:: Extracted data ::

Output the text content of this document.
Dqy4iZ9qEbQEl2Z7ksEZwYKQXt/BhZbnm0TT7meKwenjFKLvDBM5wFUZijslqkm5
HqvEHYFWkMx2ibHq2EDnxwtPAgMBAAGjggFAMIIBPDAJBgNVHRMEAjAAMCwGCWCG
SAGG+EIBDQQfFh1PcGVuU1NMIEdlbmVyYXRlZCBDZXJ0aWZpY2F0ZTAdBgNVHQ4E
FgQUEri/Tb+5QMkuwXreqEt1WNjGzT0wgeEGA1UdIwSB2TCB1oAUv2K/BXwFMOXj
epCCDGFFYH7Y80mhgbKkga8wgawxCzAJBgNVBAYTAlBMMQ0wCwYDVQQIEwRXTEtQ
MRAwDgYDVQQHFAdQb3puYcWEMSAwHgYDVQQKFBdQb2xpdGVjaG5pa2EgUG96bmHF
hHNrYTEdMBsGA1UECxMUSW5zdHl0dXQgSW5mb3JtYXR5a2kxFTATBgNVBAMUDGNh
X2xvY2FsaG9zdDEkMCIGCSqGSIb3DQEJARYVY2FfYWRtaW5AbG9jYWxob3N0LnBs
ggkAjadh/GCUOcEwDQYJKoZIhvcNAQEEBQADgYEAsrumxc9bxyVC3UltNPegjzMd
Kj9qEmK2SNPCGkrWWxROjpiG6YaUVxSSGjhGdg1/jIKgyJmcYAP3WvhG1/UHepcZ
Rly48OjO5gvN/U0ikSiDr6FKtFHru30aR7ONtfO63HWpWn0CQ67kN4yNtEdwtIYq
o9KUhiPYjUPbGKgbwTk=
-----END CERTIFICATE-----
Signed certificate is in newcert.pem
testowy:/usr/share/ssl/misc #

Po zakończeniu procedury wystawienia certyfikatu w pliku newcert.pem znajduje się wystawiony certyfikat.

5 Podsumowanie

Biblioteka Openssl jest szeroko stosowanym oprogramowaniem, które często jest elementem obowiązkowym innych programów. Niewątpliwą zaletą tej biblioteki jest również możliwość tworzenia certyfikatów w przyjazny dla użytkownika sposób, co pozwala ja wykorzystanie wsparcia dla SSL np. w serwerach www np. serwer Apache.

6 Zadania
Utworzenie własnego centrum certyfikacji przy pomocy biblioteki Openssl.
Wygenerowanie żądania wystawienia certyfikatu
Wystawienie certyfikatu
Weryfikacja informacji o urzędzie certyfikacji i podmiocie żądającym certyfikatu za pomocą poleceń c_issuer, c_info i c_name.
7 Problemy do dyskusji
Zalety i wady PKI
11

:::

→ **Task to complete**: Looking at the records above, work out how many lines include the word "newcert", then give that number by itself.

→ **Correct output**: 2